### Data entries
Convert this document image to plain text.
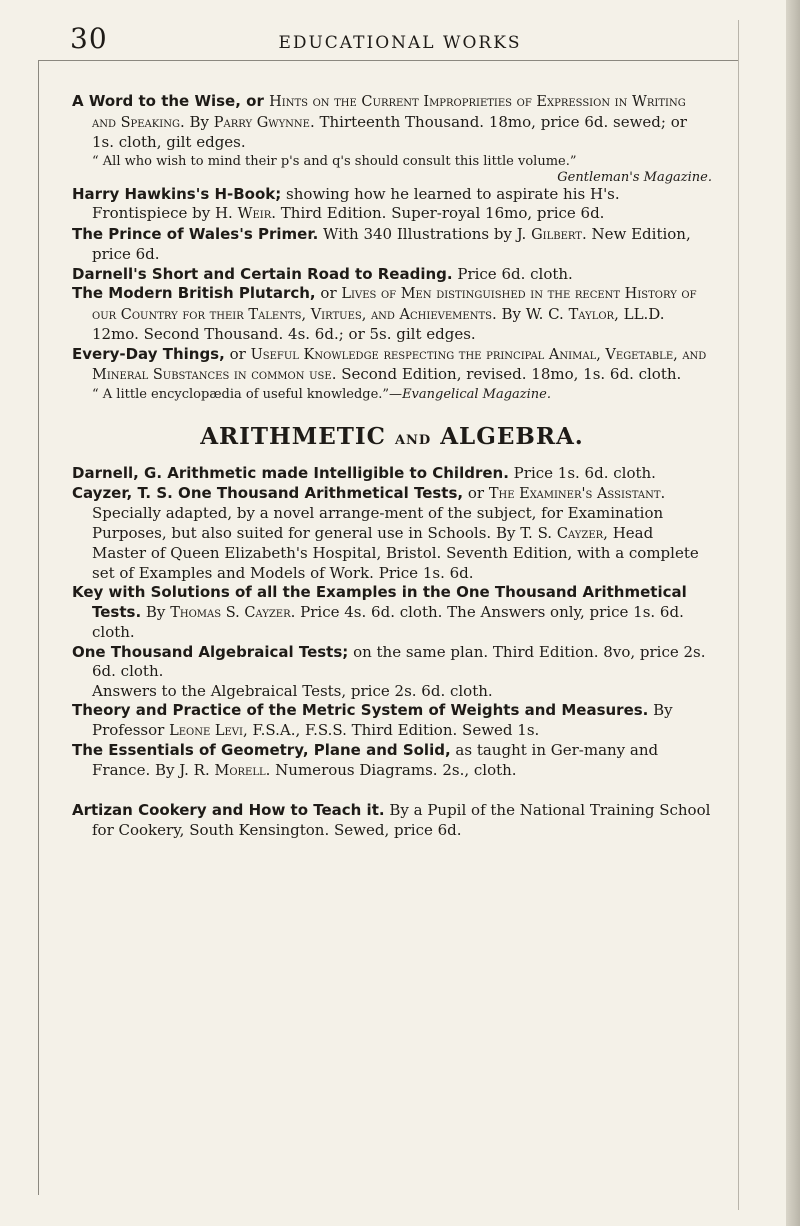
30	EDUCATIONAL WORKS

A Word to the Wise, or Hints on the Current Improprieties of Expression in Writing and Speaking. By Parry Gwynne. Thirteenth Thousand. 18mo, price 6d. sewed; or 1s. cloth, gilt edges.

“ All who wish to mind their p's and q's should consult this little volume.”

Gentleman's Magazine.

Harry Hawkins's H-Book; showing how he learned to aspirate his H's. Frontispiece by H. Weir. Third Edition. Super-royal 16mo, price 6d.

The Prince of Wales's Primer. With 340 Illustrations by J. Gilbert. New Edition, price 6d.

Darnell's Short and Certain Road to Reading. Price 6d. cloth.

The Modern British Plutarch, or Lives of Men distinguished in the recent History of our Country for their Talents, Virtues, and Achievements. By W. C. Taylor, LL.D. 12mo. Second Thousand. 4s. 6d.; or 5s. gilt edges.

Every-Day Things, or Useful Knowledge respecting the principal Animal, Vegetable, and Mineral Substances in common use. Second Edition, revised. 18mo, 1s. 6d. cloth.

“ A little encyclopædia of useful knowledge.”—Evangelical Magazine.

ARITHMETIC and ALGEBRA.

Darnell, G. Arithmetic made Intelligible to Children. Price 1s. 6d. cloth.

Cayzer, T. S. One Thousand Arithmetical Tests, or The Examiner's Assistant. Specially adapted, by a novel arrange-ment of the subject, for Examination Purposes, but also suited for general use in Schools. By T. S. Cayzer, Head Master of Queen Elizabeth's Hospital, Bristol. Seventh Edition, with a complete set of Examples and Models of Work. Price 1s. 6d.

Key with Solutions of all the Examples in the One Thousand Arithmetical Tests. By Thomas S. Cayzer. Price 4s. 6d. cloth. The Answers only, price 1s. 6d. cloth.

One Thousand Algebraical Tests; on the same plan. Third Edition. 8vo, price 2s. 6d. cloth.

Answers to the Algebraical Tests, price 2s. 6d. cloth.

Theory and Practice of the Metric System of Weights and Measures. By Professor Leone Levi, F.S.A., F.S.S. Third Edition. Sewed 1s.

The Essentials of Geometry, Plane and Solid, as taught in Ger-many and France. By J. R. Morell. Numerous Diagrams. 2s., cloth.

Artizan Cookery and How to Teach it. By a Pupil of the National Training School for Cookery, South Kensington. Sewed, price 6d.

### Set problem
Retype the records exactly. Any image in them should not appear in what you write.

### Expected output
Convert this document image to plain text.
30	EDUCATIONAL WORKS

A Word to the Wise, or Hints on the Current Improprieties of Expression in Writing and Speaking. By Parry Gwynne. Thirteenth Thousand. 18mo, price 6d. sewed; or 1s. cloth, gilt edges.

“ All who wish to mind their p's and q's should consult this little volume.”

Gentleman's Magazine.

Harry Hawkins's H-Book; showing how he learned to aspirate his H's. Frontispiece by H. Weir. Third Edition. Super-royal 16mo, price 6d.

The Prince of Wales's Primer. With 340 Illustrations by J. Gilbert. New Edition, price 6d.

Darnell's Short and Certain Road to Reading. Price 6d. cloth.

The Modern British Plutarch, or Lives of Men distinguished in the recent History of our Country for their Talents, Virtues, and Achievements. By W. C. Taylor, LL.D. 12mo. Second Thousand. 4s. 6d.; or 5s. gilt edges.

Every-Day Things, or Useful Knowledge respecting the principal Animal, Vegetable, and Mineral Substances in common use. Second Edition, revised. 18mo, 1s. 6d. cloth.

“ A little encyclopædia of useful knowledge.”—Evangelical Magazine.

ARITHMETIC and ALGEBRA.

Darnell, G. Arithmetic made Intelligible to Children. Price 1s. 6d. cloth.

Cayzer, T. S. One Thousand Arithmetical Tests, or The Examiner's Assistant. Specially adapted, by a novel arrange-ment of the subject, for Examination Purposes, but also suited for general use in Schools. By T. S. Cayzer, Head Master of Queen Elizabeth's Hospital, Bristol. Seventh Edition, with a complete set of Examples and Models of Work. Price 1s. 6d.

Key with Solutions of all the Examples in the One Thousand Arithmetical Tests. By Thomas S. Cayzer. Price 4s. 6d. cloth. The Answers only, price 1s. 6d. cloth.

One Thousand Algebraical Tests; on the same plan. Third Edition. 8vo, price 2s. 6d. cloth.

Answers to the Algebraical Tests, price 2s. 6d. cloth.

Theory and Practice of the Metric System of Weights and Measures. By Professor Leone Levi, F.S.A., F.S.S. Third Edition. Sewed 1s.

The Essentials of Geometry, Plane and Solid, as taught in Ger-many and France. By J. R. Morell. Numerous Diagrams. 2s., cloth.

Artizan Cookery and How to Teach it. By a Pupil of the National Training School for Cookery, South Kensington. Sewed, price 6d.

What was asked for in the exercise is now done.